#### [What to produce]
Go through the records below line by line. Count the lines with "Weighted" and give the count alone.

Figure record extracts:
******************************
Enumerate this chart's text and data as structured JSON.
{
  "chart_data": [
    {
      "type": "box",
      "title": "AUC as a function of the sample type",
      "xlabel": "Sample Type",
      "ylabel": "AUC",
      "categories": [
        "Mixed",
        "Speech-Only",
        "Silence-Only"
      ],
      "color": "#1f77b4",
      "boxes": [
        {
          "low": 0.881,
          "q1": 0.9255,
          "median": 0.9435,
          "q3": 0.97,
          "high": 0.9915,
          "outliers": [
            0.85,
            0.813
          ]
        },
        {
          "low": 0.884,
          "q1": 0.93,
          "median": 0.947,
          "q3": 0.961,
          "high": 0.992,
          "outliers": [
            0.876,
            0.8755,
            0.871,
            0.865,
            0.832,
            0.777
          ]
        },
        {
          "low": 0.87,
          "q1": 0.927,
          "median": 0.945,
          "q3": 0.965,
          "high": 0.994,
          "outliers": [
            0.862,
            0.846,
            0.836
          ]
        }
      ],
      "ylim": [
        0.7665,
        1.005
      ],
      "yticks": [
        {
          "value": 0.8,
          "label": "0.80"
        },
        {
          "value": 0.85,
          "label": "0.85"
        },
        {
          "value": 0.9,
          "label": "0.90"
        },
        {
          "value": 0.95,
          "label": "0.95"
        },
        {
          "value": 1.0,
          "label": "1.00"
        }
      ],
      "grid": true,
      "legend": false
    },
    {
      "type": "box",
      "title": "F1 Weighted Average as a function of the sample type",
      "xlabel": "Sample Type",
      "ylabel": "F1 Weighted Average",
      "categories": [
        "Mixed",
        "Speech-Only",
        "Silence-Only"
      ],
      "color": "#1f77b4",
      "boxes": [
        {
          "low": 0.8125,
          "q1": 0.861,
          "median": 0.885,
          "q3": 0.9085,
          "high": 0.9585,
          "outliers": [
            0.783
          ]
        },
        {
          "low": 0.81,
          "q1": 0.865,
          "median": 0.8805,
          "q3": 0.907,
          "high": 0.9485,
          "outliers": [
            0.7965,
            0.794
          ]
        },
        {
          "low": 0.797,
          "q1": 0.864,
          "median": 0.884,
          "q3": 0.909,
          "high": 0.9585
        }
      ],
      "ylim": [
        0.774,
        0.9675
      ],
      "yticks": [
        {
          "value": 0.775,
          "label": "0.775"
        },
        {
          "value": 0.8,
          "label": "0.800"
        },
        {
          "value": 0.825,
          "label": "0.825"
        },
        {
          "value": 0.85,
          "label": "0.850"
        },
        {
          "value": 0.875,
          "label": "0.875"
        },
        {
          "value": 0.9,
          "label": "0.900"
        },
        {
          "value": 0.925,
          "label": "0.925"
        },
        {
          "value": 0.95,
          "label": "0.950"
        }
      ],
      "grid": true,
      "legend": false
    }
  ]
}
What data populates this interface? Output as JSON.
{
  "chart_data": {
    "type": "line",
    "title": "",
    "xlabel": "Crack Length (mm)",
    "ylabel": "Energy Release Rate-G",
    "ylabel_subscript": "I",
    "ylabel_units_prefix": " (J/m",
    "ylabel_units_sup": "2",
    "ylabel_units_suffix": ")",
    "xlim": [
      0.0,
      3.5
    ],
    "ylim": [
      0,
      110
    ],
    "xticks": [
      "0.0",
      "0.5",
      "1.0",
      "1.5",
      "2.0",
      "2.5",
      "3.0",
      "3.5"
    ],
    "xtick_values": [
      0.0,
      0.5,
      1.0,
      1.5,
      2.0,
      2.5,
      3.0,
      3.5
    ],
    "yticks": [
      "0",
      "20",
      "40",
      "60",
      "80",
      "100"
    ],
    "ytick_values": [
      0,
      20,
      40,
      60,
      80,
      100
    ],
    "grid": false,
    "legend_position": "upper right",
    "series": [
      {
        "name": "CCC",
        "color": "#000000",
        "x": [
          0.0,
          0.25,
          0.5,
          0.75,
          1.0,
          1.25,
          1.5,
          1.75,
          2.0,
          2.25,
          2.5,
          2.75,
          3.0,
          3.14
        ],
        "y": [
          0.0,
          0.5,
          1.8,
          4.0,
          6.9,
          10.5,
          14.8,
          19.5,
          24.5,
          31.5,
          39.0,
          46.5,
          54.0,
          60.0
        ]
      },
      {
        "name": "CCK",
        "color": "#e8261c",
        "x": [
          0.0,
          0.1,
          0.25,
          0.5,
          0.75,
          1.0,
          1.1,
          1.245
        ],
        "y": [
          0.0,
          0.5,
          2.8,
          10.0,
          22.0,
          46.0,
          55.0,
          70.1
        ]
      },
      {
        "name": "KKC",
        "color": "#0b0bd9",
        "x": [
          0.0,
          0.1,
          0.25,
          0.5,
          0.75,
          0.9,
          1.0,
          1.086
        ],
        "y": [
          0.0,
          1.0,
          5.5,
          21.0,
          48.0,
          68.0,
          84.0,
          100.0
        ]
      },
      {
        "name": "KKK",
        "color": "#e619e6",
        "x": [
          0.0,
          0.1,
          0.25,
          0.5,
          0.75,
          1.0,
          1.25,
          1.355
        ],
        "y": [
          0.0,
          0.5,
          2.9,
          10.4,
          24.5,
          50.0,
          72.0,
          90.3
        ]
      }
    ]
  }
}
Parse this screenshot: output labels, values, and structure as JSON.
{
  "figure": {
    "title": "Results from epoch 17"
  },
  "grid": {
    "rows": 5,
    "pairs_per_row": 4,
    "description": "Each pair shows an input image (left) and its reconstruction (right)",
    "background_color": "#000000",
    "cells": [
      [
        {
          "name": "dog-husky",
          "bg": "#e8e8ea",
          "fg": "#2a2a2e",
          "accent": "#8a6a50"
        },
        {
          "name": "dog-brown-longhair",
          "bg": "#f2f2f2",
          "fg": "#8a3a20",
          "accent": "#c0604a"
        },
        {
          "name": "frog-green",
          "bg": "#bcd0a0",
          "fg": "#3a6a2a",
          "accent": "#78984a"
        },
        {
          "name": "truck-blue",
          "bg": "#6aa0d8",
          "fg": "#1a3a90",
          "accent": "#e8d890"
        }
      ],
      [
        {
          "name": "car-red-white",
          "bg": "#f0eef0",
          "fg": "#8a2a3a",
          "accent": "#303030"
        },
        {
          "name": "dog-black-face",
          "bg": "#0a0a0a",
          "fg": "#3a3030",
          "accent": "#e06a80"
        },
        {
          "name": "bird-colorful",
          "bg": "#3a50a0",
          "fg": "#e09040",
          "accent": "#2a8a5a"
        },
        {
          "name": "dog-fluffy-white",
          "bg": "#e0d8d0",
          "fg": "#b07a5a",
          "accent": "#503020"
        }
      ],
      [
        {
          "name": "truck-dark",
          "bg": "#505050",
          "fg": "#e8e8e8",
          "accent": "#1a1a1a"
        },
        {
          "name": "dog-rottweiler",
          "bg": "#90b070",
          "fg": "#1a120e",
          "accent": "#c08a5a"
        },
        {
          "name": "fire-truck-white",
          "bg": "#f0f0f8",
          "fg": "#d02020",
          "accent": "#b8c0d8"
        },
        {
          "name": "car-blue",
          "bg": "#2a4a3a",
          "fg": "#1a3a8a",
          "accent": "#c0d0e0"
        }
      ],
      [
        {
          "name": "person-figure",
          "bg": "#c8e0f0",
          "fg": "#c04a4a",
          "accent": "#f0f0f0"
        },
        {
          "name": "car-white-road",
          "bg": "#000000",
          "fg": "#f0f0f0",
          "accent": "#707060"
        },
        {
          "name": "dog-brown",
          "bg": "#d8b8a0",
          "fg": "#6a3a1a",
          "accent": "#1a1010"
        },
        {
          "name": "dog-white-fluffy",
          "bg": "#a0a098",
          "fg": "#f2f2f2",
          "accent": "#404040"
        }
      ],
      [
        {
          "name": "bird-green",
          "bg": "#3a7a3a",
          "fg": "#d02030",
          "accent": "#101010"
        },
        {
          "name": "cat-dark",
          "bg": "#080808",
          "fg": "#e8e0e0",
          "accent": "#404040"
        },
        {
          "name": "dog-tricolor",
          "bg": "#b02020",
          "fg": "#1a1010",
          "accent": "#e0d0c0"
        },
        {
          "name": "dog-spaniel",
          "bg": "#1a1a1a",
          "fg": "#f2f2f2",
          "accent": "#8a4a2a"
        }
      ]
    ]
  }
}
******************************
#### [Response below]
2